__Extracted records__.
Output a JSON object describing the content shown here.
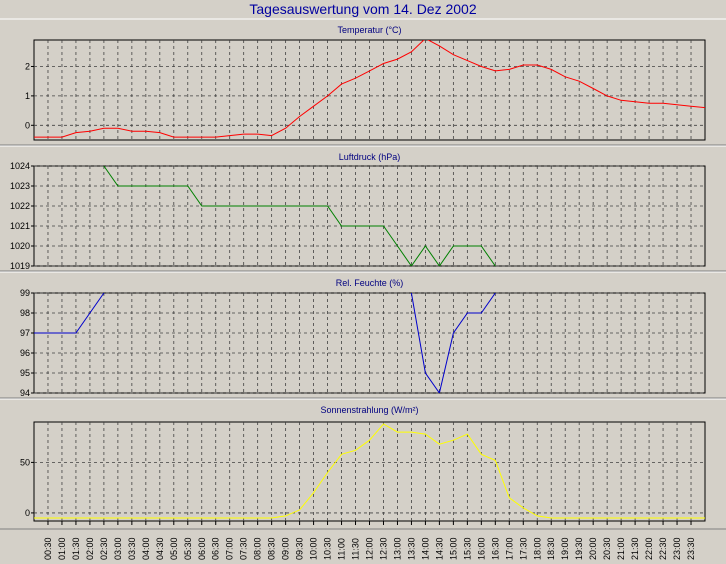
{
  "title": "Tagesauswertung vom 14. Dez 2002",
  "time_labels": [
    "00:30",
    "01:00",
    "01:30",
    "02:00",
    "02:30",
    "03:00",
    "03:30",
    "04:00",
    "04:30",
    "05:00",
    "05:30",
    "06:00",
    "06:30",
    "07:00",
    "07:30",
    "08:00",
    "08:30",
    "09:00",
    "09:30",
    "10:00",
    "10:30",
    "11:00",
    "11:30",
    "12:00",
    "12:30",
    "13:00",
    "13:30",
    "14:00",
    "14:30",
    "15:00",
    "15:30",
    "16:00",
    "16:30",
    "17:00",
    "17:30",
    "18:00",
    "18:30",
    "19:00",
    "19:30",
    "20:00",
    "20:30",
    "21:00",
    "21:30",
    "22:00",
    "22:30",
    "23:00",
    "23:30"
  ],
  "chart_data": [
    {
      "type": "line",
      "title": "Temperatur (°C)",
      "color": "#ff0000",
      "ylim": [
        -0.5,
        2.9
      ],
      "yticks": [
        0,
        1,
        2
      ],
      "values": [
        -0.4,
        -0.4,
        -0.4,
        -0.25,
        -0.2,
        -0.1,
        -0.1,
        -0.2,
        -0.2,
        -0.25,
        -0.4,
        -0.4,
        -0.4,
        -0.4,
        -0.35,
        -0.3,
        -0.3,
        -0.35,
        -0.1,
        0.3,
        0.65,
        1.0,
        1.4,
        1.6,
        1.85,
        2.1,
        2.25,
        2.5,
        2.95,
        2.7,
        2.4,
        2.2,
        2.0,
        1.85,
        1.9,
        2.05,
        2.05,
        1.9,
        1.65,
        1.5,
        1.25,
        1.0,
        0.85,
        0.8,
        0.75,
        0.75,
        0.7,
        0.65,
        0.6
      ]
    },
    {
      "type": "line",
      "title": "Luftdruck (hPa)",
      "color": "#008000",
      "ylim": [
        1019,
        1024
      ],
      "yticks": [
        1019,
        1020,
        1021,
        1022,
        1023,
        1024
      ],
      "values": [
        1024.5,
        1024.5,
        1024.5,
        1024.5,
        1024.5,
        1024,
        1023,
        1023,
        1023,
        1023,
        1023,
        1023,
        1022,
        1022,
        1022,
        1022,
        1022,
        1022,
        1022,
        1022,
        1022,
        1022,
        1021,
        1021,
        1021,
        1021,
        1020,
        1019,
        1020,
        1019,
        1020,
        1020,
        1020,
        1019,
        1018.5,
        1018.5,
        1018.5,
        1018.5,
        1018.5,
        1018.5,
        1018.5,
        1018.5,
        1018.5,
        1018.5,
        1018.5,
        1018.5,
        1018.5,
        1018.5,
        1018.5
      ]
    },
    {
      "type": "line",
      "title": "Rel. Feuchte (%)",
      "color": "#0000cc",
      "ylim": [
        94,
        99
      ],
      "yticks": [
        94,
        95,
        96,
        97,
        98,
        99
      ],
      "values": [
        97,
        97,
        97,
        97,
        98,
        99,
        99.5,
        99.5,
        99.5,
        99.5,
        99.5,
        99.5,
        99.5,
        99.5,
        99.5,
        99.5,
        99.5,
        99.5,
        99.5,
        99.5,
        99.5,
        99.5,
        99.5,
        99.5,
        99.5,
        99.5,
        99.5,
        99,
        95,
        94,
        97,
        98,
        98,
        99,
        99.5,
        99.5,
        99.5,
        99.5,
        99.5,
        99.5,
        99.5,
        99.5,
        99.5,
        99.5,
        99.5,
        99.5,
        99.5,
        99.5,
        99.5
      ]
    },
    {
      "type": "line",
      "title": "Sonnenstrahlung (W/m²)",
      "color": "#ffff00",
      "ylim": [
        -8,
        90
      ],
      "yticks": [
        0,
        50
      ],
      "values": [
        -5,
        -5,
        -5,
        -5,
        -5,
        -5,
        -5,
        -5,
        -5,
        -5,
        -5,
        -5,
        -5,
        -5,
        -5,
        -5,
        -5,
        -5,
        -3,
        3,
        20,
        40,
        58,
        62,
        72,
        88,
        80,
        80,
        78,
        68,
        72,
        78,
        58,
        52,
        15,
        5,
        -3,
        -5,
        -5,
        -5,
        -5,
        -5,
        -5,
        -5,
        -5,
        -5,
        -5,
        -5,
        -5
      ]
    }
  ]
}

__Instructions to follow__. Repeat each record exactly as shown above, dropping all images.

__Response for this exercise__.
Output a JSON object describing the content shown here.
{
  "title": "Tagesauswertung vom 14. Dez 2002",
  "time_labels": [
    "00:30",
    "01:00",
    "01:30",
    "02:00",
    "02:30",
    "03:00",
    "03:30",
    "04:00",
    "04:30",
    "05:00",
    "05:30",
    "06:00",
    "06:30",
    "07:00",
    "07:30",
    "08:00",
    "08:30",
    "09:00",
    "09:30",
    "10:00",
    "10:30",
    "11:00",
    "11:30",
    "12:00",
    "12:30",
    "13:00",
    "13:30",
    "14:00",
    "14:30",
    "15:00",
    "15:30",
    "16:00",
    "16:30",
    "17:00",
    "17:30",
    "18:00",
    "18:30",
    "19:00",
    "19:30",
    "20:00",
    "20:30",
    "21:00",
    "21:30",
    "22:00",
    "22:30",
    "23:00",
    "23:30"
  ],
  "chart_data": [
    {
      "type": "line",
      "title": "Temperatur (°C)",
      "color": "#ff0000",
      "ylim": [
        -0.5,
        2.9
      ],
      "yticks": [
        0,
        1,
        2
      ],
      "values": [
        -0.4,
        -0.4,
        -0.4,
        -0.25,
        -0.2,
        -0.1,
        -0.1,
        -0.2,
        -0.2,
        -0.25,
        -0.4,
        -0.4,
        -0.4,
        -0.4,
        -0.35,
        -0.3,
        -0.3,
        -0.35,
        -0.1,
        0.3,
        0.65,
        1.0,
        1.4,
        1.6,
        1.85,
        2.1,
        2.25,
        2.5,
        2.95,
        2.7,
        2.4,
        2.2,
        2.0,
        1.85,
        1.9,
        2.05,
        2.05,
        1.9,
        1.65,
        1.5,
        1.25,
        1.0,
        0.85,
        0.8,
        0.75,
        0.75,
        0.7,
        0.65,
        0.6
      ]
    },
    {
      "type": "line",
      "title": "Luftdruck (hPa)",
      "color": "#008000",
      "ylim": [
        1019,
        1024
      ],
      "yticks": [
        1019,
        1020,
        1021,
        1022,
        1023,
        1024
      ],
      "values": [
        1024.5,
        1024.5,
        1024.5,
        1024.5,
        1024.5,
        1024,
        1023,
        1023,
        1023,
        1023,
        1023,
        1023,
        1022,
        1022,
        1022,
        1022,
        1022,
        1022,
        1022,
        1022,
        1022,
        1022,
        1021,
        1021,
        1021,
        1021,
        1020,
        1019,
        1020,
        1019,
        1020,
        1020,
        1020,
        1019,
        1018.5,
        1018.5,
        1018.5,
        1018.5,
        1018.5,
        1018.5,
        1018.5,
        1018.5,
        1018.5,
        1018.5,
        1018.5,
        1018.5,
        1018.5,
        1018.5,
        1018.5
      ]
    },
    {
      "type": "line",
      "title": "Rel. Feuchte (%)",
      "color": "#0000cc",
      "ylim": [
        94,
        99
      ],
      "yticks": [
        94,
        95,
        96,
        97,
        98,
        99
      ],
      "values": [
        97,
        97,
        97,
        97,
        98,
        99,
        99.5,
        99.5,
        99.5,
        99.5,
        99.5,
        99.5,
        99.5,
        99.5,
        99.5,
        99.5,
        99.5,
        99.5,
        99.5,
        99.5,
        99.5,
        99.5,
        99.5,
        99.5,
        99.5,
        99.5,
        99.5,
        99,
        95,
        94,
        97,
        98,
        98,
        99,
        99.5,
        99.5,
        99.5,
        99.5,
        99.5,
        99.5,
        99.5,
        99.5,
        99.5,
        99.5,
        99.5,
        99.5,
        99.5,
        99.5,
        99.5
      ]
    },
    {
      "type": "line",
      "title": "Sonnenstrahlung (W/m²)",
      "color": "#ffff00",
      "ylim": [
        -8,
        90
      ],
      "yticks": [
        0,
        50
      ],
      "values": [
        -5,
        -5,
        -5,
        -5,
        -5,
        -5,
        -5,
        -5,
        -5,
        -5,
        -5,
        -5,
        -5,
        -5,
        -5,
        -5,
        -5,
        -5,
        -3,
        3,
        20,
        40,
        58,
        62,
        72,
        88,
        80,
        80,
        78,
        68,
        72,
        78,
        58,
        52,
        15,
        5,
        -3,
        -5,
        -5,
        -5,
        -5,
        -5,
        -5,
        -5,
        -5,
        -5,
        -5,
        -5,
        -5
      ]
    }
  ]
}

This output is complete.